[GOAL]
Keep the pictures out of the copy and repeat the records exactly.

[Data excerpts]

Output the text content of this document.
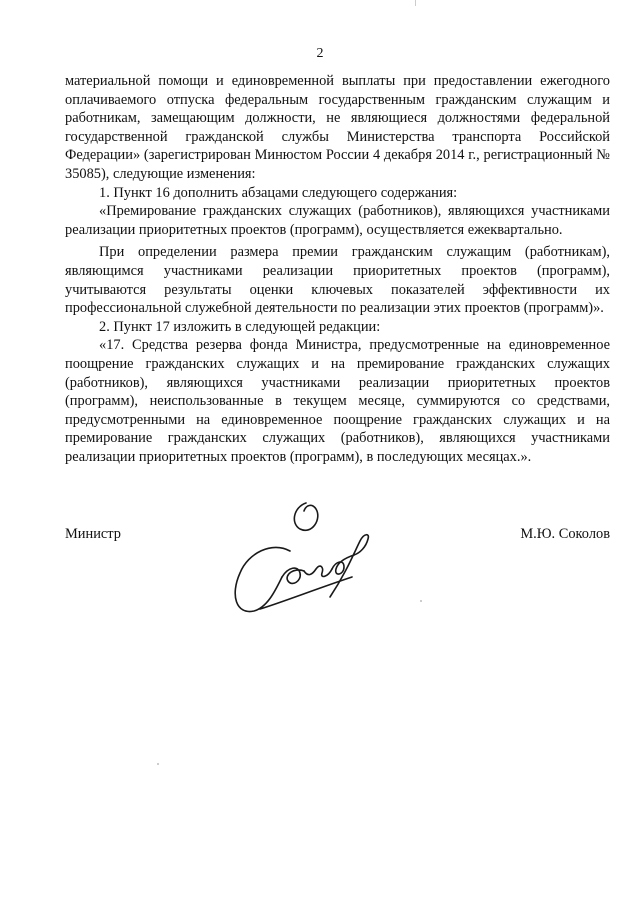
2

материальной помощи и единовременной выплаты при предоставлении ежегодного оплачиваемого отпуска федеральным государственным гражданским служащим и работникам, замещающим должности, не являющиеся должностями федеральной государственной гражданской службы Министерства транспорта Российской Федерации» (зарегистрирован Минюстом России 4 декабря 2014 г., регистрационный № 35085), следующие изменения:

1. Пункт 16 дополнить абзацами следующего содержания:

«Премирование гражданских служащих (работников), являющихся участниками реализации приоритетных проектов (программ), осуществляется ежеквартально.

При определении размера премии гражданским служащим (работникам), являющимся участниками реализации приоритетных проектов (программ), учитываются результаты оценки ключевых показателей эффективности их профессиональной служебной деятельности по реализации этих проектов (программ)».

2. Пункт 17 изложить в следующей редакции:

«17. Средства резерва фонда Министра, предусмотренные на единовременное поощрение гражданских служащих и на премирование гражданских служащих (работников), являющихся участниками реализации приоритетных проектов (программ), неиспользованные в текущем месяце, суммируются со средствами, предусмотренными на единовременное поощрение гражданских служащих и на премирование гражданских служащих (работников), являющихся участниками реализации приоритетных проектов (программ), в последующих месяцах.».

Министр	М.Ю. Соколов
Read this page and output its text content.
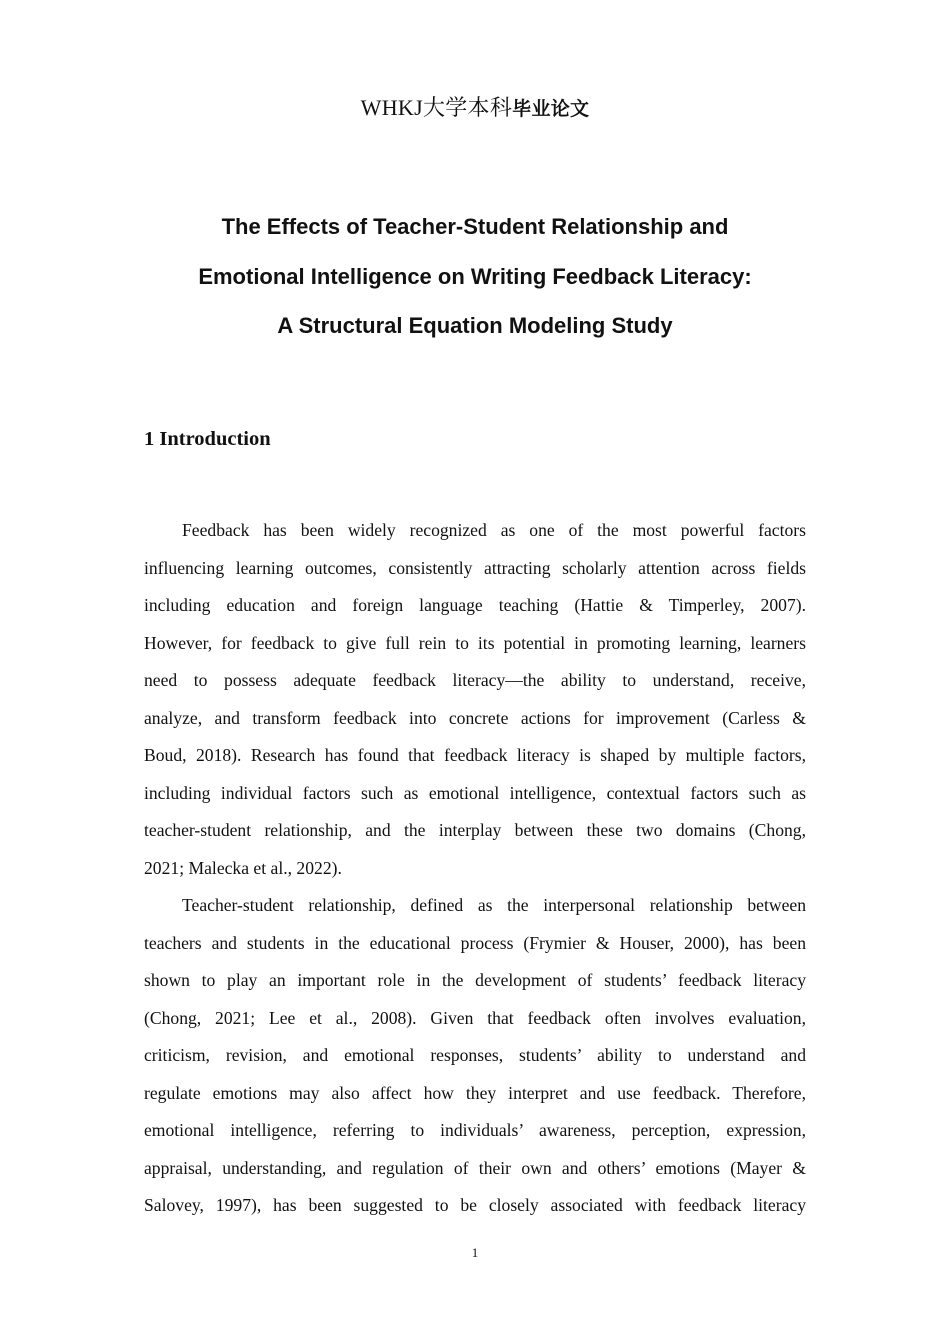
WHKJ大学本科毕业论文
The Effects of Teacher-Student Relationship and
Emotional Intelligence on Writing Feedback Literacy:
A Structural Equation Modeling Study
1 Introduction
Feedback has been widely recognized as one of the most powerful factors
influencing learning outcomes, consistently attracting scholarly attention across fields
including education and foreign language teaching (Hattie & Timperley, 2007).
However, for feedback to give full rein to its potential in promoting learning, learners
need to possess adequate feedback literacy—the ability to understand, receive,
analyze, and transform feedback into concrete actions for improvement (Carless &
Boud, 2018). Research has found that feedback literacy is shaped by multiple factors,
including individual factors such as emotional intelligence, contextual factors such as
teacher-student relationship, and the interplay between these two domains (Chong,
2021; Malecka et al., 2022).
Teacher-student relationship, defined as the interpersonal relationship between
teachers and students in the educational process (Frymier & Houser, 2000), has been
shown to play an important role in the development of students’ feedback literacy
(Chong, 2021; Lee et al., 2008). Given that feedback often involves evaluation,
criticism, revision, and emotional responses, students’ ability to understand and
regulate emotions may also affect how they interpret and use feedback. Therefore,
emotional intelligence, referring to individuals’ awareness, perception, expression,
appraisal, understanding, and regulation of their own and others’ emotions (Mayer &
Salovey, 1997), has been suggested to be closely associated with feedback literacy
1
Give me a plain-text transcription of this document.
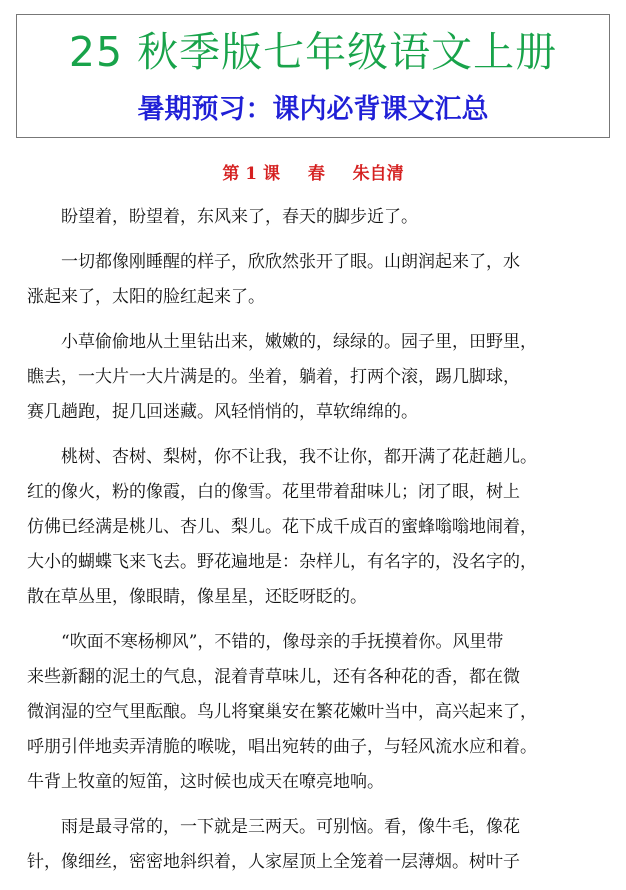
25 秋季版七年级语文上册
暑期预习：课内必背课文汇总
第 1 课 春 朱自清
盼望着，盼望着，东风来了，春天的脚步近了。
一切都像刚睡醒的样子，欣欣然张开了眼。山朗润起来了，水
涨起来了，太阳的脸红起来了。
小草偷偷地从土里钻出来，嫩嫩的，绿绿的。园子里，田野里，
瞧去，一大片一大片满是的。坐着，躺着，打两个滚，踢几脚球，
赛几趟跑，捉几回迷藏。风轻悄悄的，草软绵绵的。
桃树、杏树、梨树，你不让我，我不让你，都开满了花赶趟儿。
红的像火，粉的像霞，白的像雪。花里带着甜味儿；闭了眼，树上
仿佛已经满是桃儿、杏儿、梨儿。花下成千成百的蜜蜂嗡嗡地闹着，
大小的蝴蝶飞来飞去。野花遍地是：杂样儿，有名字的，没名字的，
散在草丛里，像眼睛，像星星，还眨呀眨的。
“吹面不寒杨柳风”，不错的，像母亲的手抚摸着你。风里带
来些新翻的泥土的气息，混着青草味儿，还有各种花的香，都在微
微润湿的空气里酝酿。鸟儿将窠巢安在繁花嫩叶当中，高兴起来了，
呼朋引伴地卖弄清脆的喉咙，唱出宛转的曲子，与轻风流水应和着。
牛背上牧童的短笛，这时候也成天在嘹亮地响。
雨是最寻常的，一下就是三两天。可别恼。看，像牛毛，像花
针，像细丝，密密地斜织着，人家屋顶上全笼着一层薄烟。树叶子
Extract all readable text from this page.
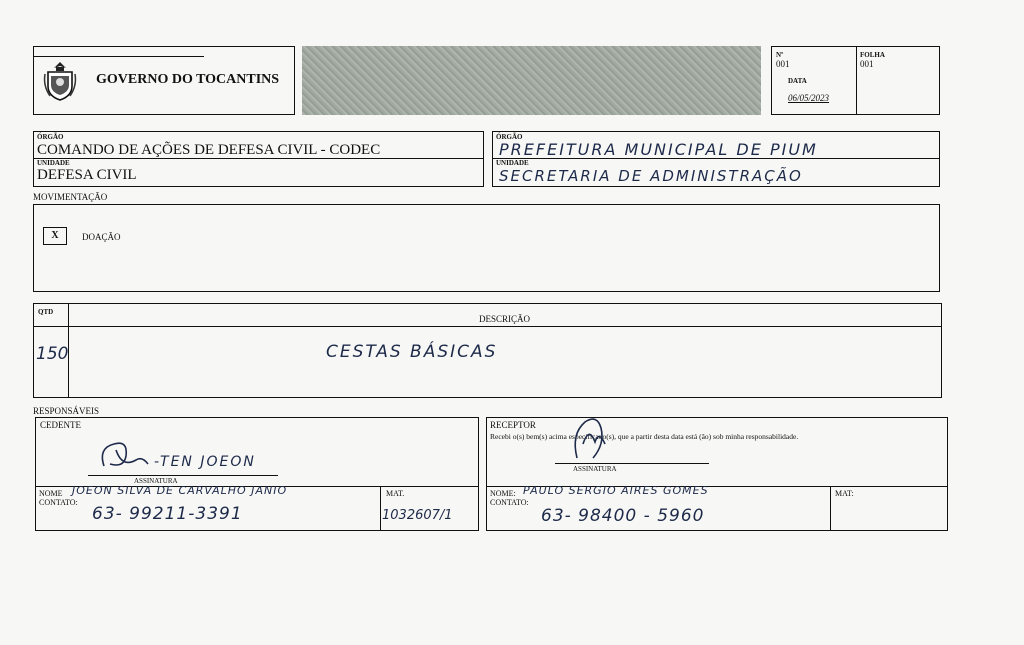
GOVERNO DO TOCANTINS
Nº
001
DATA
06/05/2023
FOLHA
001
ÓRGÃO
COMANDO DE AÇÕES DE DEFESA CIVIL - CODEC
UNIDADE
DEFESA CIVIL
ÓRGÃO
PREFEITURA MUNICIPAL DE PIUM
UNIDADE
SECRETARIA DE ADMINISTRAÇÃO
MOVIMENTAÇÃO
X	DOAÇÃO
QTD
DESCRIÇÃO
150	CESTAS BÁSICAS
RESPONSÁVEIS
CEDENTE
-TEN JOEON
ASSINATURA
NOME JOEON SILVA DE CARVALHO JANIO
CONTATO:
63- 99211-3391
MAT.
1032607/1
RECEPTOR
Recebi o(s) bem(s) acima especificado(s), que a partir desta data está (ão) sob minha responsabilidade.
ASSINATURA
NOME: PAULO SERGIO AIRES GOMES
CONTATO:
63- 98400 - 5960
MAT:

[RESULT OF THE EXERCISE]
Output the text content of this document.
2

материальной помощи и единовременной выплаты при предоставлении ежегодного оплачиваемого отпуска федеральным государственным гражданским служащим и работникам, замещающим должности, не являющиеся должностями федеральной государственной гражданской службы Министерства транспорта Российской Федерации» (зарегистрирован Минюстом России 4 декабря 2014 г., регистрационный № 35085), следующие изменения:

1. Пункт 16 дополнить абзацами следующего содержания:

«Премирование гражданских служащих (работников), являющихся участниками реализации приоритетных проектов (программ), осуществляется ежеквартально.

При определении размера премии гражданским служащим (работникам), являющимся участниками реализации приоритетных проектов (программ), учитываются результаты оценки ключевых показателей эффективности их профессиональной служебной деятельности по реализации этих проектов (программ)».

2. Пункт 17 изложить в следующей редакции:

«17. Средства резерва фонда Министра, предусмотренные на единовременное поощрение гражданских служащих и на премирование гражданских служащих (работников), являющихся участниками реализации приоритетных проектов (программ), неиспользованные в текущем месяце, суммируются со средствами, предусмотренными на единовременное поощрение гражданских служащих и на премирование гражданских служащих (работников), являющихся участниками реализации приоритетных проектов (программ), в последующих месяцах.».

Министр	М.Ю. Соколов
Read this page and output its text content.
WHKJ大学本科毕业论文
The Effects of Teacher-Student Relationship and
Emotional Intelligence on Writing Feedback Literacy:
A Structural Equation Modeling Study
1 Introduction
Feedback has been widely recognized as one of the most powerful factors
influencing learning outcomes, consistently attracting scholarly attention across fields
including education and foreign language teaching (Hattie & Timperley, 2007).
However, for feedback to give full rein to its potential in promoting learning, learners
need to possess adequate feedback literacy—the ability to understand, receive,
analyze, and transform feedback into concrete actions for improvement (Carless &
Boud, 2018). Research has found that feedback literacy is shaped by multiple factors,
including individual factors such as emotional intelligence, contextual factors such as
teacher-student relationship, and the interplay between these two domains (Chong,
2021; Malecka et al., 2022).
Teacher-student relationship, defined as the interpersonal relationship between
teachers and students in the educational process (Frymier & Houser, 2000), has been
shown to play an important role in the development of students’ feedback literacy
(Chong, 2021; Lee et al., 2008). Given that feedback often involves evaluation,
criticism, revision, and emotional responses, students’ ability to understand and
regulate emotions may also affect how they interpret and use feedback. Therefore,
emotional intelligence, referring to individuals’ awareness, perception, expression,
appraisal, understanding, and regulation of their own and others’ emotions (Mayer &
Salovey, 1997), has been suggested to be closely associated with feedback literacy
1
Give me a plain-text transcription of this document.
25 秋季版七年级语文上册
暑期预习：课内必背课文汇总
第 1 课 春 朱自清
盼望着，盼望着，东风来了，春天的脚步近了。
一切都像刚睡醒的样子，欣欣然张开了眼。山朗润起来了，水
涨起来了，太阳的脸红起来了。
小草偷偷地从土里钻出来，嫩嫩的，绿绿的。园子里，田野里，
瞧去，一大片一大片满是的。坐着，躺着，打两个滚，踢几脚球，
赛几趟跑，捉几回迷藏。风轻悄悄的，草软绵绵的。
桃树、杏树、梨树，你不让我，我不让你，都开满了花赶趟儿。
红的像火，粉的像霞，白的像雪。花里带着甜味儿；闭了眼，树上
仿佛已经满是桃儿、杏儿、梨儿。花下成千成百的蜜蜂嗡嗡地闹着，
大小的蝴蝶飞来飞去。野花遍地是：杂样儿，有名字的，没名字的，
散在草丛里，像眼睛，像星星，还眨呀眨的。
“吹面不寒杨柳风”，不错的，像母亲的手抚摸着你。风里带
来些新翻的泥土的气息，混着青草味儿，还有各种花的香，都在微
微润湿的空气里酝酿。鸟儿将窠巢安在繁花嫩叶当中，高兴起来了，
呼朋引伴地卖弄清脆的喉咙，唱出宛转的曲子，与轻风流水应和着。
牛背上牧童的短笛，这时候也成天在嘹亮地响。
雨是最寻常的，一下就是三两天。可别恼。看，像牛毛，像花
针，像细丝，密密地斜织着，人家屋顶上全笼着一层薄烟。树叶子
Extract all readable text from this page.
GOVERNO DO TOCANTINS
Nº
001
DATA
06/05/2023
FOLHA
001
ÓRGÃO
COMANDO DE AÇÕES DE DEFESA CIVIL - CODEC
UNIDADE
DEFESA CIVIL
ÓRGÃO
PREFEITURA MUNICIPAL DE PIUM
UNIDADE
SECRETARIA DE ADMINISTRAÇÃO
MOVIMENTAÇÃO
X	DOAÇÃO
QTD
DESCRIÇÃO
150	CESTAS BÁSICAS
RESPONSÁVEIS
CEDENTE
-TEN JOEON
ASSINATURA
NOME JOEON SILVA DE CARVALHO JANIO
CONTATO:
63- 99211-3391
MAT.
1032607/1
RECEPTOR
Recebi o(s) bem(s) acima especificado(s), que a partir desta data está (ão) sob minha responsabilidade.
ASSINATURA
NOME: PAULO SERGIO AIRES GOMES
CONTATO:
63- 98400 - 5960
MAT:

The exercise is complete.